Stored rows
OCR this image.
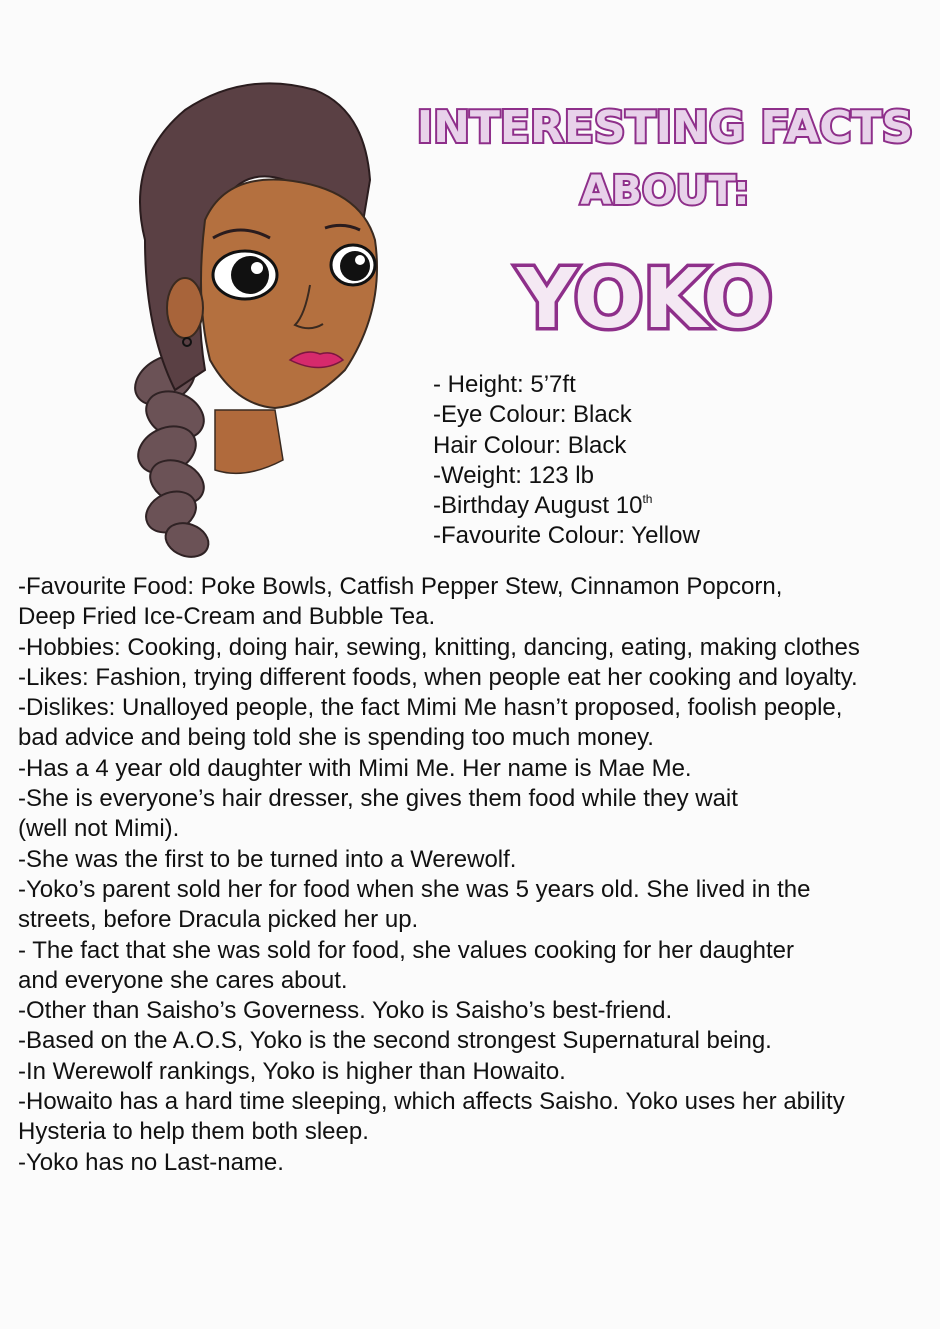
INTERESTING FACTS
ABOUT:
YOKO
- Height: 5’7ft
-Eye Colour: Black
Hair Colour: Black
-Weight: 123 lb
-Birthday August 10th
-Favourite Colour: Yellow
-Favourite Food: Poke Bowls, Catfish Pepper Stew, Cinnamon Popcorn,
Deep Fried Ice-Cream and Bubble Tea.
-Hobbies: Cooking, doing hair, sewing, knitting, dancing, eating, making clothes
-Likes: Fashion, trying different foods, when people eat her cooking and loyalty.
-Dislikes: Unalloyed people, the fact Mimi Me hasn’t proposed, foolish people,
bad advice and being told she is spending too much money.
-Has a 4 year old daughter with Mimi Me. Her name is Mae Me.
-She is everyone’s hair dresser, she gives them food while they wait
(well not Mimi).
-She was the first to be turned into a Werewolf.
-Yoko’s parent sold her for food when she was 5 years old. She lived in the
streets, before Dracula picked her up.
- The fact that she was sold for food, she values cooking for her daughter
and everyone she cares about.
-Other than Saisho’s Governess. Yoko is Saisho’s best-friend.
-Based on the A.O.S, Yoko is the second strongest Supernatural being.
-In Werewolf rankings, Yoko is higher than Howaito.
-Howaito has a hard time sleeping, which affects Saisho. Yoko uses her ability
Hysteria to help them both sleep.
-Yoko has no Last-name.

Brief
Quote the preceding records in their entirety, excluding every picture.

Exercise output
OCR this image.
INTERESTING FACTS
ABOUT:
YOKO
- Height: 5’7ft
-Eye Colour: Black
Hair Colour: Black
-Weight: 123 lb
-Birthday August 10th
-Favourite Colour: Yellow
-Favourite Food: Poke Bowls, Catfish Pepper Stew, Cinnamon Popcorn,
Deep Fried Ice-Cream and Bubble Tea.
-Hobbies: Cooking, doing hair, sewing, knitting, dancing, eating, making clothes
-Likes: Fashion, trying different foods, when people eat her cooking and loyalty.
-Dislikes: Unalloyed people, the fact Mimi Me hasn’t proposed, foolish people,
bad advice and being told she is spending too much money.
-Has a 4 year old daughter with Mimi Me. Her name is Mae Me.
-She is everyone’s hair dresser, she gives them food while they wait
(well not Mimi).
-She was the first to be turned into a Werewolf.
-Yoko’s parent sold her for food when she was 5 years old. She lived in the
streets, before Dracula picked her up.
- The fact that she was sold for food, she values cooking for her daughter
and everyone she cares about.
-Other than Saisho’s Governess. Yoko is Saisho’s best-friend.
-Based on the A.O.S, Yoko is the second strongest Supernatural being.
-In Werewolf rankings, Yoko is higher than Howaito.
-Howaito has a hard time sleeping, which affects Saisho. Yoko uses her ability
Hysteria to help them both sleep.
-Yoko has no Last-name.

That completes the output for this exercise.